» Set exercise
Give only the count of lines containing "xlabel".

» Information given
/---

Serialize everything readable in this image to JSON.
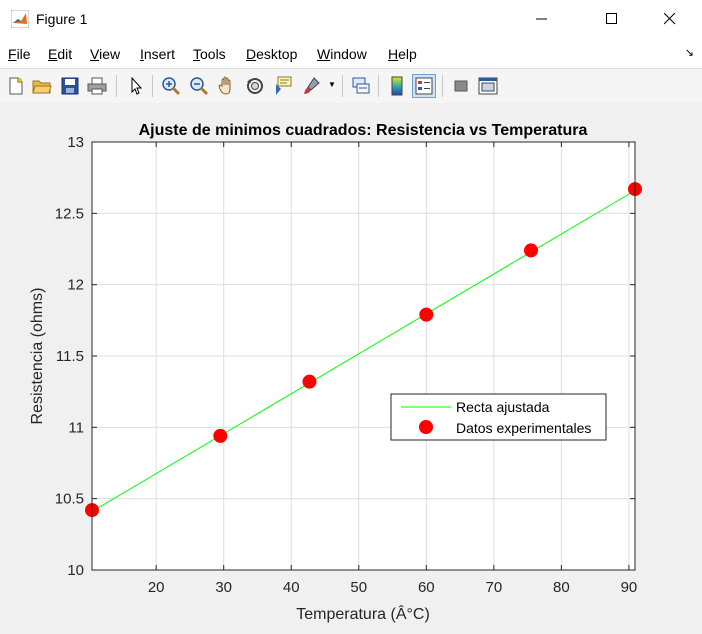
{
  "window": {
    "title": "Figure 1",
    "controls": {
      "minimize": "minimize",
      "maximize": "maximize",
      "close": "close"
    }
  },
  "menu": {
    "items": [
      {
        "label": "File",
        "u": "F",
        "rest": "ile"
      },
      {
        "label": "Edit",
        "u": "E",
        "rest": "dit"
      },
      {
        "label": "View",
        "u": "V",
        "rest": "iew"
      },
      {
        "label": "Insert",
        "u": "I",
        "rest": "nsert"
      },
      {
        "label": "Tools",
        "u": "T",
        "rest": "ools"
      },
      {
        "label": "Desktop",
        "u": "D",
        "rest": "esktop"
      },
      {
        "label": "Window",
        "u": "W",
        "rest": "indow"
      },
      {
        "label": "Help",
        "u": "H",
        "rest": "elp"
      }
    ]
  },
  "toolbar": {
    "buttons": [
      "new-figure-icon",
      "open-file-icon",
      "save-icon",
      "print-icon",
      "edit-plot-arrow-icon",
      "zoom-in-icon",
      "zoom-out-icon",
      "pan-hand-icon",
      "rotate-3d-icon",
      "data-cursor-icon",
      "brush-icon",
      "link-plot-icon",
      "colorbar-icon",
      "legend-icon",
      "hide-plot-tools-icon",
      "show-plot-tools-icon"
    ]
  },
  "chart_data": {
    "type": "line",
    "title": "Ajuste de minimos cuadrados: Resistencia vs Temperatura",
    "xlabel": "Temperatura (Â°C)",
    "ylabel": "Resistencia (ohms)",
    "xlim": [
      10.5,
      90.9
    ],
    "ylim": [
      10,
      13
    ],
    "xticks": [
      20,
      30,
      40,
      50,
      60,
      70,
      80,
      90
    ],
    "yticks": [
      10,
      10.5,
      11,
      11.5,
      12,
      12.5,
      13
    ],
    "ytick_labels": [
      "10",
      "10.5",
      "11",
      "11.5",
      "12",
      "12.5",
      "13"
    ],
    "grid": true,
    "legend_position": "center-right",
    "series": [
      {
        "name": "Recta ajustada",
        "style": "line",
        "color": "#00ff00",
        "x": [
          10.5,
          90.9
        ],
        "y": [
          10.41,
          12.66
        ]
      },
      {
        "name": "Datos experimentales",
        "style": "markers",
        "color": "#ff0000",
        "x": [
          10.5,
          29.5,
          42.7,
          60.0,
          75.5,
          90.9
        ],
        "y": [
          10.42,
          10.94,
          11.32,
          11.79,
          12.24,
          12.67
        ]
      }
    ]
  }
}
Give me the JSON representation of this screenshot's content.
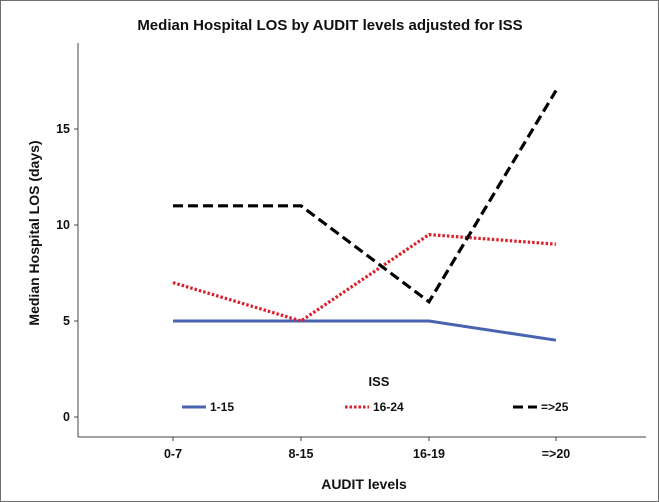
{
  "chart_data": {
    "type": "line",
    "title": "Median Hospital LOS by AUDIT levels adjusted for ISS",
    "xlabel": "AUDIT levels",
    "ylabel": "Median Hospital LOS (days)",
    "categories": [
      "0-7",
      "8-15",
      "16-19",
      "=>20"
    ],
    "yticks": [
      "0",
      "5",
      "10",
      "15"
    ],
    "ylim": [
      0,
      18
    ],
    "grid": false,
    "legend": {
      "title": "ISS",
      "placement": "bottom-inside",
      "entries": [
        "1-15",
        "16-24",
        "=>25"
      ]
    },
    "series": [
      {
        "name": "1-15",
        "values": [
          5,
          5,
          5,
          4
        ],
        "color": "#4a63b0",
        "style": "solid"
      },
      {
        "name": "16-24",
        "values": [
          7,
          5,
          9.5,
          9
        ],
        "color": "#d9202b",
        "style": "dotted"
      },
      {
        "name": "=>25",
        "values": [
          11,
          11,
          6,
          17
        ],
        "color": "#000000",
        "style": "dashed"
      }
    ]
  }
}
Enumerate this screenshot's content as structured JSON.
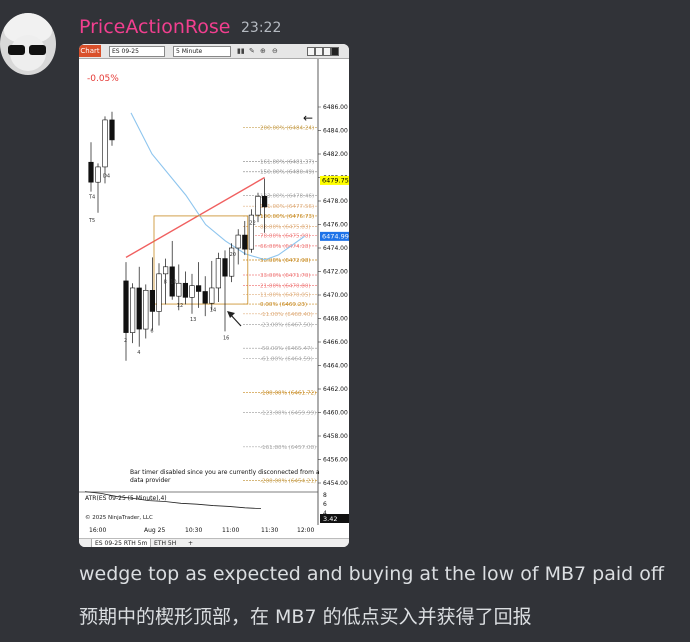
{
  "message": {
    "author": "PriceActionRose",
    "timestamp": "23:22",
    "lines": [
      "wedge top as expected and buying at the low of MB7 paid off",
      "预期中的楔形顶部，在 MB7 的低点买入并获得了回报"
    ]
  },
  "screenshot": {
    "toolbar": {
      "chart_tab": "Chart",
      "instrument": "ES 09-25",
      "interval": "5 Minute"
    },
    "change_pct": "-0.05%",
    "price_axis_labels": [
      "6486.00",
      "6484.00",
      "6482.00",
      "6480.00",
      "6478.00",
      "6476.00",
      "6474.00",
      "6472.00",
      "6470.00",
      "6468.00",
      "6466.00",
      "6464.00",
      "6462.00",
      "6460.00",
      "6458.00",
      "6456.00",
      "6454.00"
    ],
    "price_flags": {
      "last_price": "6479.75",
      "bid": "6474.99"
    },
    "fib_levels": [
      {
        "label": "200.00% (6484.24)",
        "price": 6484.24,
        "color": "#c8a050"
      },
      {
        "label": "161.80% (6481.37)",
        "price": 6481.37,
        "color": "#999999"
      },
      {
        "label": "150.00% (6480.49)",
        "price": 6480.49,
        "color": "#999999"
      },
      {
        "label": "123.00% (6478.46)",
        "price": 6478.46,
        "color": "#aaaaaa"
      },
      {
        "label": "111.00% (6477.56)",
        "price": 6477.56,
        "color": "#e0b080"
      },
      {
        "label": "100.00% (6476.73)",
        "price": 6476.73,
        "color": "#c88a20"
      },
      {
        "label": "88.00% (6475.83)",
        "price": 6475.83,
        "color": "#e0b080"
      },
      {
        "label": "78.00% (6475.08)",
        "price": 6475.08,
        "color": "#f08080"
      },
      {
        "label": "66.00% (6474.18)",
        "price": 6474.18,
        "color": "#f08080"
      },
      {
        "label": "50.00% (6472.98)",
        "price": 6472.98,
        "color": "#c88a20"
      },
      {
        "label": "33.00% (6471.70)",
        "price": 6471.7,
        "color": "#f08080"
      },
      {
        "label": "21.00% (6470.80)",
        "price": 6470.8,
        "color": "#f08080"
      },
      {
        "label": "11.00% (6470.05)",
        "price": 6470.05,
        "color": "#e0b080"
      },
      {
        "label": "0.00% (6469.23)",
        "price": 6469.23,
        "color": "#c88a20"
      },
      {
        "label": "-11.00% (6468.40)",
        "price": 6468.4,
        "color": "#e0b080"
      },
      {
        "label": "-23.00% (6467.50)",
        "price": 6467.5,
        "color": "#aaaaaa"
      },
      {
        "label": "-50.00% (6465.47)",
        "price": 6465.47,
        "color": "#aaaaaa"
      },
      {
        "label": "-61.80% (6464.59)",
        "price": 6464.59,
        "color": "#aaaaaa"
      },
      {
        "label": "-100.00% (6461.72)",
        "price": 6461.72,
        "color": "#c88a20"
      },
      {
        "label": "-123.00% (6459.99)",
        "price": 6459.99,
        "color": "#aaaaaa"
      },
      {
        "label": "-161.80% (6457.08)",
        "price": 6457.08,
        "color": "#aaaaaa"
      },
      {
        "label": "-200.00% (6454.21)",
        "price": 6454.21,
        "color": "#c8a050"
      }
    ],
    "bar_labels": [
      {
        "text": "T4",
        "price": 6478.2,
        "slot": 0
      },
      {
        "text": "T5",
        "price": 6476.2,
        "slot": 0
      },
      {
        "text": "D4",
        "price": 6480.0,
        "slot": 2
      },
      {
        "text": "2",
        "price": 6466.0,
        "slot": 4
      },
      {
        "text": "4",
        "price": 6465.0,
        "slot": 6
      },
      {
        "text": "6",
        "price": 6466.8,
        "slot": 8
      },
      {
        "text": "8",
        "price": 6471.0,
        "slot": 10
      },
      {
        "text": "10",
        "price": 6471.0,
        "slot": 11
      },
      {
        "text": "12",
        "price": 6469.0,
        "slot": 12
      },
      {
        "text": "13",
        "price": 6467.8,
        "slot": 14
      },
      {
        "text": "14",
        "price": 6468.6,
        "slot": 17
      },
      {
        "text": "16",
        "price": 6466.2,
        "slot": 19
      },
      {
        "text": "20",
        "price": 6473.3,
        "slot": 20
      },
      {
        "text": "22",
        "price": 6476.0,
        "slot": 23
      }
    ],
    "notice": "Bar timer disabled since you are currently disconnected from a data provider",
    "indicator": {
      "label": "ATR(ES 09-25 (5 Minute),4)",
      "axis_labels": [
        "8",
        "6",
        "4"
      ],
      "value": "3.42"
    },
    "copyright": "© 2025 NinjaTrader, LLC",
    "time_ticks": [
      "16:00",
      "Aug 25",
      "10:30",
      "11:00",
      "11:30",
      "12:00"
    ],
    "tabs": [
      "ES 09-25 RTH 5m",
      "ETH 5H"
    ],
    "candles": [
      {
        "o": 6481.3,
        "h": 6483.0,
        "l": 6478.8,
        "c": 6479.6
      },
      {
        "o": 6479.6,
        "h": 6481.2,
        "l": 6477.0,
        "c": 6480.9
      },
      {
        "o": 6480.9,
        "h": 6485.2,
        "l": 6479.5,
        "c": 6484.9
      },
      {
        "o": 6484.9,
        "h": 6485.6,
        "l": 6482.7,
        "c": 6483.2
      },
      {
        "o": 6471.2,
        "h": 6472.8,
        "l": 6464.4,
        "c": 6466.8
      },
      {
        "o": 6466.8,
        "h": 6471.0,
        "l": 6465.9,
        "c": 6470.6
      },
      {
        "o": 6470.6,
        "h": 6472.4,
        "l": 6465.6,
        "c": 6467.1
      },
      {
        "o": 6467.1,
        "h": 6470.9,
        "l": 6466.3,
        "c": 6470.4
      },
      {
        "o": 6470.4,
        "h": 6473.2,
        "l": 6467.0,
        "c": 6468.6
      },
      {
        "o": 6468.6,
        "h": 6472.7,
        "l": 6467.4,
        "c": 6471.8
      },
      {
        "o": 6471.8,
        "h": 6473.1,
        "l": 6469.2,
        "c": 6472.4
      },
      {
        "o": 6472.4,
        "h": 6474.6,
        "l": 6469.6,
        "c": 6469.9
      },
      {
        "o": 6469.9,
        "h": 6472.6,
        "l": 6468.7,
        "c": 6471.0
      },
      {
        "o": 6471.0,
        "h": 6472.0,
        "l": 6469.2,
        "c": 6469.8
      },
      {
        "o": 6469.8,
        "h": 6471.8,
        "l": 6468.4,
        "c": 6470.8
      },
      {
        "o": 6470.8,
        "h": 6472.8,
        "l": 6468.9,
        "c": 6470.3
      },
      {
        "o": 6470.3,
        "h": 6471.6,
        "l": 6468.2,
        "c": 6469.3
      },
      {
        "o": 6469.3,
        "h": 6472.9,
        "l": 6468.7,
        "c": 6470.6
      },
      {
        "o": 6470.6,
        "h": 6473.6,
        "l": 6469.4,
        "c": 6473.1
      },
      {
        "o": 6473.1,
        "h": 6473.8,
        "l": 6466.9,
        "c": 6471.6
      },
      {
        "o": 6471.6,
        "h": 6474.4,
        "l": 6471.1,
        "c": 6474.0
      },
      {
        "o": 6474.0,
        "h": 6475.6,
        "l": 6472.6,
        "c": 6475.1
      },
      {
        "o": 6475.1,
        "h": 6476.3,
        "l": 6473.4,
        "c": 6473.9
      },
      {
        "o": 6473.9,
        "h": 6477.3,
        "l": 6473.6,
        "c": 6476.8
      },
      {
        "o": 6476.8,
        "h": 6478.7,
        "l": 6476.2,
        "c": 6478.4
      },
      {
        "o": 6478.4,
        "h": 6479.9,
        "l": 6475.3,
        "c": 6477.5
      }
    ]
  }
}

\---

» Reply
2